[Start of RECORDS PROVIDED]

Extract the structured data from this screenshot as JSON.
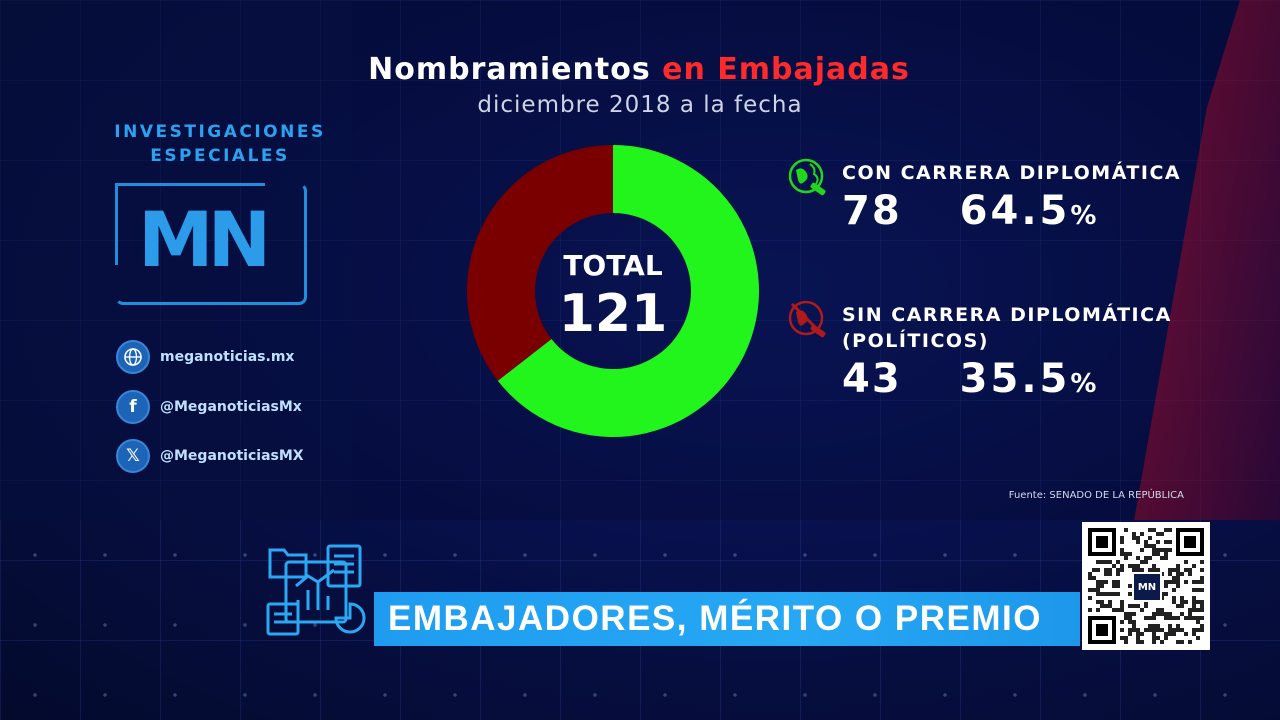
{
  "sidebar": {
    "section_title_line1": "INVESTIGACIONES",
    "section_title_line2": "ESPECIALES",
    "logo_text": "MN",
    "website": "meganoticias.mx",
    "facebook": "@MeganoticiasMx",
    "x_handle": "@MeganoticiasMX",
    "icons": [
      "globe-icon",
      "facebook-icon",
      "x-icon"
    ]
  },
  "chart_data": {
    "type": "pie",
    "title_part1": "Nombramientos",
    "title_part2": "en Embajadas",
    "subtitle": "diciembre 2018 a la fecha",
    "center_label": "TOTAL",
    "center_value": "121",
    "total": 121,
    "series": [
      {
        "name": "CON CARRERA DIPLOMÁTICA",
        "sub": "",
        "value": 78,
        "display_value": "78",
        "percent": "64.5",
        "color": "#22f51c",
        "icon": "globe-diploma-icon"
      },
      {
        "name": "SIN CARRERA DIPLOMÁTICA",
        "sub": "(POLÍTICOS)",
        "value": 43,
        "display_value": "43",
        "percent": "35.5",
        "color": "#7a0000",
        "icon": "no-globe-icon"
      }
    ],
    "source": "Fuente: SENADO DE LA REPÚBLICA"
  },
  "lower_third": {
    "headline": "EMBAJADORES, MÉRITO O PREMIO",
    "qr_logo": "MN"
  },
  "colors": {
    "accent_blue": "#1f9cf0",
    "title_red": "#ff2a2a",
    "green": "#22f51c",
    "dark_red": "#7a0000"
  }
}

[End of RECORDS PROVIDED]

EXERCISE GOAL » Check each line of the entries for the string "name". Copy the lines that have it.

FULL OUTPUT »
        "name": "CON CARRERA DIPLOMÁTICA",
        "name": "SIN CARRERA DIPLOMÁTICA",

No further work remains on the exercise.